WHAT TO DO:
The records below are to be copied word for word, with every picture left out.

MATERIAL FOR THE TASK:
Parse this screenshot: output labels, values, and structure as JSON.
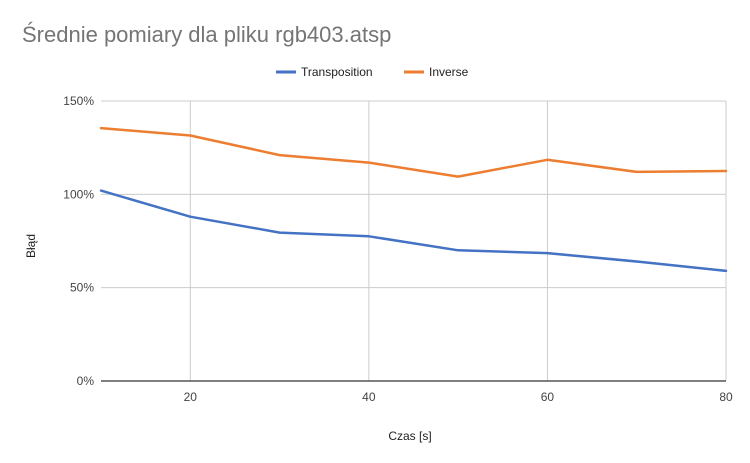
{
  "chart_data": {
    "type": "line",
    "title": "Średnie pomiary dla pliku rgb403.atsp",
    "xlabel": "Czas [s]",
    "ylabel": "Błąd",
    "x": [
      10,
      20,
      30,
      40,
      50,
      60,
      70,
      80
    ],
    "xlim": [
      10,
      80
    ],
    "ylim": [
      0,
      1.5
    ],
    "x_ticks": [
      20,
      40,
      60,
      80
    ],
    "y_ticks": [
      0,
      0.5,
      1.0,
      1.5
    ],
    "x_tick_labels": [
      "20",
      "40",
      "60",
      "80"
    ],
    "y_tick_labels": [
      "0%",
      "50%",
      "100%",
      "150%"
    ],
    "grid": true,
    "legend_position": "top",
    "series": [
      {
        "name": "Transposition",
        "color": "#4472c4",
        "values": [
          1.02,
          0.88,
          0.795,
          0.775,
          0.7,
          0.685,
          0.64,
          0.59
        ]
      },
      {
        "name": "Inverse",
        "color": "#ed7d31",
        "values": [
          1.355,
          1.315,
          1.21,
          1.17,
          1.095,
          1.185,
          1.12,
          1.125
        ]
      }
    ]
  }
}
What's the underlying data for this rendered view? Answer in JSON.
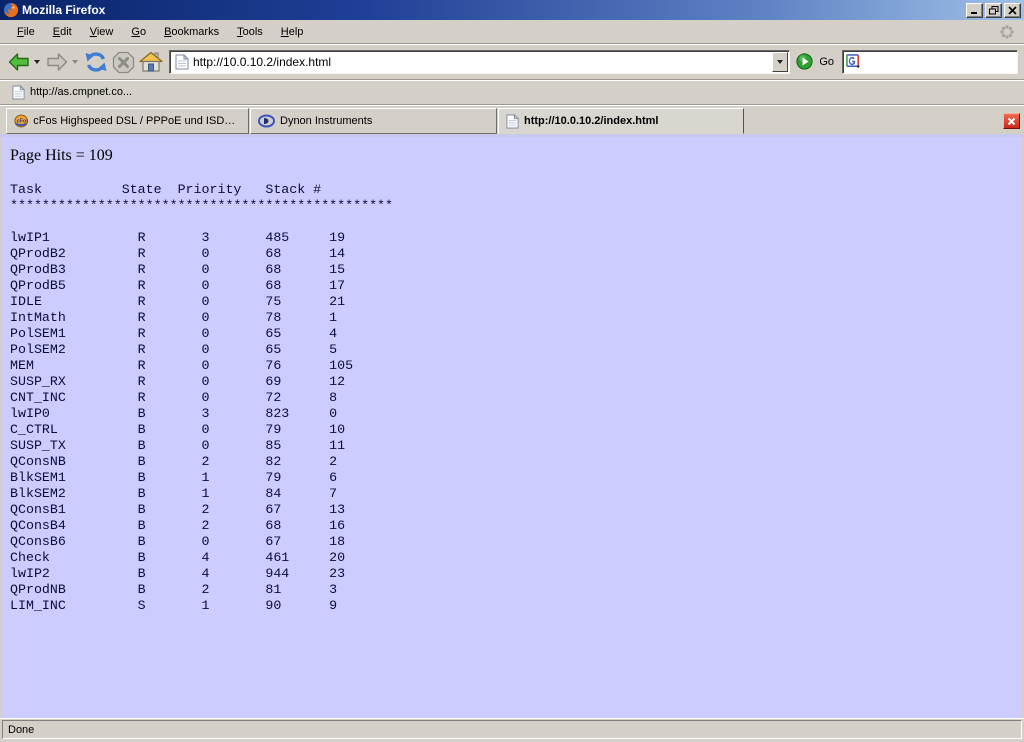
{
  "window": {
    "title": "Mozilla Firefox"
  },
  "menu": {
    "items": [
      "File",
      "Edit",
      "View",
      "Go",
      "Bookmarks",
      "Tools",
      "Help"
    ]
  },
  "toolbar": {
    "url_value": "http://10.0.10.2/index.html",
    "go_label": "Go",
    "search_value": ""
  },
  "bookmarks_bar": {
    "items": [
      {
        "label": "http://as.cmpnet.co..."
      }
    ]
  },
  "tabs": [
    {
      "label": "cFos Highspeed DSL / PPPoE und ISDN CAP...",
      "active": false
    },
    {
      "label": "Dynon Instruments",
      "active": false
    },
    {
      "label": "http://10.0.10.2/index.html",
      "active": true
    }
  ],
  "page": {
    "hits_line": "Page Hits = 109",
    "table": {
      "columns": [
        "Task",
        "State",
        "Priority",
        "Stack",
        "#"
      ],
      "separator": "************************************************",
      "rows": [
        [
          "lwIP1",
          "R",
          "3",
          "485",
          "19"
        ],
        [
          "QProdB2",
          "R",
          "0",
          "68",
          "14"
        ],
        [
          "QProdB3",
          "R",
          "0",
          "68",
          "15"
        ],
        [
          "QProdB5",
          "R",
          "0",
          "68",
          "17"
        ],
        [
          "IDLE",
          "R",
          "0",
          "75",
          "21"
        ],
        [
          "IntMath",
          "R",
          "0",
          "78",
          "1"
        ],
        [
          "PolSEM1",
          "R",
          "0",
          "65",
          "4"
        ],
        [
          "PolSEM2",
          "R",
          "0",
          "65",
          "5"
        ],
        [
          "MEM",
          "R",
          "0",
          "76",
          "105"
        ],
        [
          "SUSP_RX",
          "R",
          "0",
          "69",
          "12"
        ],
        [
          "CNT_INC",
          "R",
          "0",
          "72",
          "8"
        ],
        [
          "lwIP0",
          "B",
          "3",
          "823",
          "0"
        ],
        [
          "C_CTRL",
          "B",
          "0",
          "79",
          "10"
        ],
        [
          "SUSP_TX",
          "B",
          "0",
          "85",
          "11"
        ],
        [
          "QConsNB",
          "B",
          "2",
          "82",
          "2"
        ],
        [
          "BlkSEM1",
          "B",
          "1",
          "79",
          "6"
        ],
        [
          "BlkSEM2",
          "B",
          "1",
          "84",
          "7"
        ],
        [
          "QConsB1",
          "B",
          "2",
          "67",
          "13"
        ],
        [
          "QConsB4",
          "B",
          "2",
          "68",
          "16"
        ],
        [
          "QConsB6",
          "B",
          "0",
          "67",
          "18"
        ],
        [
          "Check",
          "B",
          "4",
          "461",
          "20"
        ],
        [
          "lwIP2",
          "B",
          "4",
          "944",
          "23"
        ],
        [
          "QProdNB",
          "B",
          "2",
          "81",
          "3"
        ],
        [
          "LIM_INC",
          "S",
          "1",
          "90",
          "9"
        ]
      ]
    }
  },
  "statusbar": {
    "text": "Done"
  },
  "colors": {
    "content_bg": "#ccccfe",
    "chrome_gray": "#d4d0c8",
    "title_gradient_start": "#0a246a",
    "title_gradient_end": "#a0c0e8",
    "tab_close_red": "#d63328",
    "back_green": "#55bd3e",
    "reload_blue": "#3f7cd6"
  }
}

EXERCISE ANSWER:
Parse this screenshot: output labels, values, and structure as JSON.
{
  "chart_data": {
    "type": "line",
    "title": "Średnie pomiary dla pliku rgb403.atsp",
    "xlabel": "Czas [s]",
    "ylabel": "Błąd",
    "x": [
      10,
      20,
      30,
      40,
      50,
      60,
      70,
      80
    ],
    "xlim": [
      10,
      80
    ],
    "ylim": [
      0,
      1.5
    ],
    "x_ticks": [
      20,
      40,
      60,
      80
    ],
    "y_ticks": [
      0,
      0.5,
      1.0,
      1.5
    ],
    "x_tick_labels": [
      "20",
      "40",
      "60",
      "80"
    ],
    "y_tick_labels": [
      "0%",
      "50%",
      "100%",
      "150%"
    ],
    "grid": true,
    "legend_position": "top",
    "series": [
      {
        "name": "Transposition",
        "color": "#4472c4",
        "values": [
          1.02,
          0.88,
          0.795,
          0.775,
          0.7,
          0.685,
          0.64,
          0.59
        ]
      },
      {
        "name": "Inverse",
        "color": "#ed7d31",
        "values": [
          1.355,
          1.315,
          1.21,
          1.17,
          1.095,
          1.185,
          1.12,
          1.125
        ]
      }
    ]
  }
}
What's the underlying data for this rendered view? Answer in JSON.
{
  "window": {
    "title": "Mozilla Firefox"
  },
  "menu": {
    "items": [
      "File",
      "Edit",
      "View",
      "Go",
      "Bookmarks",
      "Tools",
      "Help"
    ]
  },
  "toolbar": {
    "url_value": "http://10.0.10.2/index.html",
    "go_label": "Go",
    "search_value": ""
  },
  "bookmarks_bar": {
    "items": [
      {
        "label": "http://as.cmpnet.co..."
      }
    ]
  },
  "tabs": [
    {
      "label": "cFos Highspeed DSL / PPPoE und ISDN CAP...",
      "active": false
    },
    {
      "label": "Dynon Instruments",
      "active": false
    },
    {
      "label": "http://10.0.10.2/index.html",
      "active": true
    }
  ],
  "page": {
    "hits_line": "Page Hits = 109",
    "table": {
      "columns": [
        "Task",
        "State",
        "Priority",
        "Stack",
        "#"
      ],
      "separator": "************************************************",
      "rows": [
        [
          "lwIP1",
          "R",
          "3",
          "485",
          "19"
        ],
        [
          "QProdB2",
          "R",
          "0",
          "68",
          "14"
        ],
        [
          "QProdB3",
          "R",
          "0",
          "68",
          "15"
        ],
        [
          "QProdB5",
          "R",
          "0",
          "68",
          "17"
        ],
        [
          "IDLE",
          "R",
          "0",
          "75",
          "21"
        ],
        [
          "IntMath",
          "R",
          "0",
          "78",
          "1"
        ],
        [
          "PolSEM1",
          "R",
          "0",
          "65",
          "4"
        ],
        [
          "PolSEM2",
          "R",
          "0",
          "65",
          "5"
        ],
        [
          "MEM",
          "R",
          "0",
          "76",
          "105"
        ],
        [
          "SUSP_RX",
          "R",
          "0",
          "69",
          "12"
        ],
        [
          "CNT_INC",
          "R",
          "0",
          "72",
          "8"
        ],
        [
          "lwIP0",
          "B",
          "3",
          "823",
          "0"
        ],
        [
          "C_CTRL",
          "B",
          "0",
          "79",
          "10"
        ],
        [
          "SUSP_TX",
          "B",
          "0",
          "85",
          "11"
        ],
        [
          "QConsNB",
          "B",
          "2",
          "82",
          "2"
        ],
        [
          "BlkSEM1",
          "B",
          "1",
          "79",
          "6"
        ],
        [
          "BlkSEM2",
          "B",
          "1",
          "84",
          "7"
        ],
        [
          "QConsB1",
          "B",
          "2",
          "67",
          "13"
        ],
        [
          "QConsB4",
          "B",
          "2",
          "68",
          "16"
        ],
        [
          "QConsB6",
          "B",
          "0",
          "67",
          "18"
        ],
        [
          "Check",
          "B",
          "4",
          "461",
          "20"
        ],
        [
          "lwIP2",
          "B",
          "4",
          "944",
          "23"
        ],
        [
          "QProdNB",
          "B",
          "2",
          "81",
          "3"
        ],
        [
          "LIM_INC",
          "S",
          "1",
          "90",
          "9"
        ]
      ]
    }
  },
  "statusbar": {
    "text": "Done"
  },
  "colors": {
    "content_bg": "#ccccfe",
    "chrome_gray": "#d4d0c8",
    "title_gradient_start": "#0a246a",
    "title_gradient_end": "#a0c0e8",
    "tab_close_red": "#d63328",
    "back_green": "#55bd3e",
    "reload_blue": "#3f7cd6"
  }
}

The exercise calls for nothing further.